━━━ TASK DATA ━━━

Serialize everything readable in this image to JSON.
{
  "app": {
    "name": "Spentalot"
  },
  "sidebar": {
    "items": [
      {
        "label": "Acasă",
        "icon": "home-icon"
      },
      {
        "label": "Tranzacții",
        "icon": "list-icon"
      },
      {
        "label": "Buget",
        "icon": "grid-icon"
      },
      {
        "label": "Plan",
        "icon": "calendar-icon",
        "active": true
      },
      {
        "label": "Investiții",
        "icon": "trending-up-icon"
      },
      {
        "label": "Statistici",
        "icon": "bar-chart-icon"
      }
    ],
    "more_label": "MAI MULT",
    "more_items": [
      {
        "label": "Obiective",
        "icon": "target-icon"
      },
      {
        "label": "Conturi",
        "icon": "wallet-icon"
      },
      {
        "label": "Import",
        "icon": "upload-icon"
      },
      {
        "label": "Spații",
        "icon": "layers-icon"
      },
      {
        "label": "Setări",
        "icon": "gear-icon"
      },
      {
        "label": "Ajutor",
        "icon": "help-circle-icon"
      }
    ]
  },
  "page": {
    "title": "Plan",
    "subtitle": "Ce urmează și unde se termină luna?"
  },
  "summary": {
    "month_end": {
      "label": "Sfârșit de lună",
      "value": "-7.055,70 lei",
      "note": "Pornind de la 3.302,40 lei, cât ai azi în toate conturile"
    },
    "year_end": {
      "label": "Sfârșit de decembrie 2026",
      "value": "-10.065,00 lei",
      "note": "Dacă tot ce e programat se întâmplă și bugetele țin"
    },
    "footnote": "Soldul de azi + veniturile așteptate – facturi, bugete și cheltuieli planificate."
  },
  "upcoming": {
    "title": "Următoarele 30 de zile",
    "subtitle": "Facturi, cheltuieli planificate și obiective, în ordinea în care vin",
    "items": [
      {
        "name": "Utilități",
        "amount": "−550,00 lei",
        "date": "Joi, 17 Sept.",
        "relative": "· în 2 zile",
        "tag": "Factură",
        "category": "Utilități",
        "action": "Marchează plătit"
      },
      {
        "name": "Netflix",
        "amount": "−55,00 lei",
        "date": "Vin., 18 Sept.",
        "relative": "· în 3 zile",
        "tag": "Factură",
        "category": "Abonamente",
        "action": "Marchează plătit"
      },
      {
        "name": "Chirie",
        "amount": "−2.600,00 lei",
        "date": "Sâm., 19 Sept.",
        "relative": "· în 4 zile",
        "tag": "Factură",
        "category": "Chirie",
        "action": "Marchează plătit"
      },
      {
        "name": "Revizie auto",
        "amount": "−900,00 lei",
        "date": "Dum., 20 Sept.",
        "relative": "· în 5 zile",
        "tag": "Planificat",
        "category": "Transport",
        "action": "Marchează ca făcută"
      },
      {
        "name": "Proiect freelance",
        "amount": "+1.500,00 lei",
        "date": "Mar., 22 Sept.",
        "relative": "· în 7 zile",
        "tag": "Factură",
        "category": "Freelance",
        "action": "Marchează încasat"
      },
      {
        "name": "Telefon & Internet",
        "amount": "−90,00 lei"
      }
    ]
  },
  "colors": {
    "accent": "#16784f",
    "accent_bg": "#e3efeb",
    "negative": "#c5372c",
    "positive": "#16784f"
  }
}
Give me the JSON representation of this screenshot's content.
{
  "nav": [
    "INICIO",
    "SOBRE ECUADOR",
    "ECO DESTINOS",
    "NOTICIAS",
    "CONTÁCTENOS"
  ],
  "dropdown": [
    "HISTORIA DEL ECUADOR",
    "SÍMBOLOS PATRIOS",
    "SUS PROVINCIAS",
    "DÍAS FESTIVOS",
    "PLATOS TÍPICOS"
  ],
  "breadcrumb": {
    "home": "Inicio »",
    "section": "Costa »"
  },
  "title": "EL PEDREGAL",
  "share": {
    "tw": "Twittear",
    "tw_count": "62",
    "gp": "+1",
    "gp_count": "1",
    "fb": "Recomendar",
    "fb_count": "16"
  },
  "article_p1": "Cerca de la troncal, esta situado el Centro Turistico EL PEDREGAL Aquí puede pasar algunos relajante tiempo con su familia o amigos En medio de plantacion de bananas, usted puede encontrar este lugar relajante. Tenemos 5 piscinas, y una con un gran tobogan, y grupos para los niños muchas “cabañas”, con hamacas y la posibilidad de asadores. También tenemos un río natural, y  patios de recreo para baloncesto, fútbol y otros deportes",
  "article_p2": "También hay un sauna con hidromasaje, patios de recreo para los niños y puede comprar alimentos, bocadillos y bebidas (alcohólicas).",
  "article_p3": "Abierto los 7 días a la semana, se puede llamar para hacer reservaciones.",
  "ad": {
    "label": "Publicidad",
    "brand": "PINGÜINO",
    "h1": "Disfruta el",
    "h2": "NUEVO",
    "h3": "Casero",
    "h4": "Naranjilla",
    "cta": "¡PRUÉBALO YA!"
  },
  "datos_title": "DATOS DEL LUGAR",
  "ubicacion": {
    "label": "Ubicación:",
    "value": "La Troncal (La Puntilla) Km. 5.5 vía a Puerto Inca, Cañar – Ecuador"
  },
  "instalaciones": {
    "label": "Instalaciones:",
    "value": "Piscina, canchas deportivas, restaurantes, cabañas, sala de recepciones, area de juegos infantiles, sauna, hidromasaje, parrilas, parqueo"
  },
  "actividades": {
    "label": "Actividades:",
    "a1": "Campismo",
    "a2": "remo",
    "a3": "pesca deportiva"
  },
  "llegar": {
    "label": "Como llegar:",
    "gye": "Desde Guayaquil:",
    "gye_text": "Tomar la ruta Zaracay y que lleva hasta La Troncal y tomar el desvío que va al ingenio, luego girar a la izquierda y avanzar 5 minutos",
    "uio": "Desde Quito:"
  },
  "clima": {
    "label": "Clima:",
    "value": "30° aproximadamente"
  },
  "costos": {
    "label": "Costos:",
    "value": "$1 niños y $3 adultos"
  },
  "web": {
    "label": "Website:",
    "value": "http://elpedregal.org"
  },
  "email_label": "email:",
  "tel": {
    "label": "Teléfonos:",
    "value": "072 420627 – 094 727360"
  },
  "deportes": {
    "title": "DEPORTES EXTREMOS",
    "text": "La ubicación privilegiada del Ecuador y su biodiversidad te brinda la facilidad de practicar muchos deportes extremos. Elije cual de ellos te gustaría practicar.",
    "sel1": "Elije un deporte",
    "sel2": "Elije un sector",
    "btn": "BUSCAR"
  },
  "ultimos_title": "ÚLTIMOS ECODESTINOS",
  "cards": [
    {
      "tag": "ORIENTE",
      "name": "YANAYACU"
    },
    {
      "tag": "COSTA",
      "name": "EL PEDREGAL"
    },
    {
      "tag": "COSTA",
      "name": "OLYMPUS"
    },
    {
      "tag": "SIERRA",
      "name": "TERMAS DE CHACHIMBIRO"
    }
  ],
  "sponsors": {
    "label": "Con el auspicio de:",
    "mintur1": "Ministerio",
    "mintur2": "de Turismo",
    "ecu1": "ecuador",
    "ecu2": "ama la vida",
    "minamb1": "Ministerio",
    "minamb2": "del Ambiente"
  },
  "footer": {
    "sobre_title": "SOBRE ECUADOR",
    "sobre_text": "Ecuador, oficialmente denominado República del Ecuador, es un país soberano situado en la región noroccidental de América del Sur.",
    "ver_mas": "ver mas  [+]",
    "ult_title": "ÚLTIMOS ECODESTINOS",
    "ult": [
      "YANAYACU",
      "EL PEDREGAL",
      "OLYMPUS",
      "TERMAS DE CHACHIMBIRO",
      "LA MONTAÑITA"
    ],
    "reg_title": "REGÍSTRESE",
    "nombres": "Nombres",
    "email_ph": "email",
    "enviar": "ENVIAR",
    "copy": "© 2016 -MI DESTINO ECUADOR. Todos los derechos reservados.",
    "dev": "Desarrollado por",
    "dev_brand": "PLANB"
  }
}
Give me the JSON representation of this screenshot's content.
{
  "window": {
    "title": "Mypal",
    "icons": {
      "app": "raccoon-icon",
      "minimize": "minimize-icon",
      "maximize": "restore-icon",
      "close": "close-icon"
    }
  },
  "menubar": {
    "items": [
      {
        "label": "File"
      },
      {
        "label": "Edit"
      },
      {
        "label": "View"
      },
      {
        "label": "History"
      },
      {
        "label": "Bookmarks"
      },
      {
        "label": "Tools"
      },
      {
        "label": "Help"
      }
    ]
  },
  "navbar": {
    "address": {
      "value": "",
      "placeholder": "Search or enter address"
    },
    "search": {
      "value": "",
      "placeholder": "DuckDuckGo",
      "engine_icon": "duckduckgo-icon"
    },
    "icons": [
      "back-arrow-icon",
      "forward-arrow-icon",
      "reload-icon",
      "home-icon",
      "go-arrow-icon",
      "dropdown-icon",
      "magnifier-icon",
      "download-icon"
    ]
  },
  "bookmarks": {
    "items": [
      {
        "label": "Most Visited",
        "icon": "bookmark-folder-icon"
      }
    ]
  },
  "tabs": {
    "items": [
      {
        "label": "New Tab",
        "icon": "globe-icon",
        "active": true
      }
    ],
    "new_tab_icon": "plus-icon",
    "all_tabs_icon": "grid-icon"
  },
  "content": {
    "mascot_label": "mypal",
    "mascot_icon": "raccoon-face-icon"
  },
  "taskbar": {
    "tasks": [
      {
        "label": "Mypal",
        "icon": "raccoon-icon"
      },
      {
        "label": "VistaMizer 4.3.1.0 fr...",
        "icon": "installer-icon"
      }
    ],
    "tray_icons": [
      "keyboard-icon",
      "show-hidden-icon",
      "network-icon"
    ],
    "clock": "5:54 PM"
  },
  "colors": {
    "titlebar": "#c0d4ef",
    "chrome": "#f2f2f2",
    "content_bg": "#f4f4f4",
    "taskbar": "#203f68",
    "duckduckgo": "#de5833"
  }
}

━━━

* **TASK DIRECTIONS**: How many lines in the records above contain the word "ECODESTINOS"? Reply with the number alone.

* **RESULT FOR THIS EXERCISE**: 2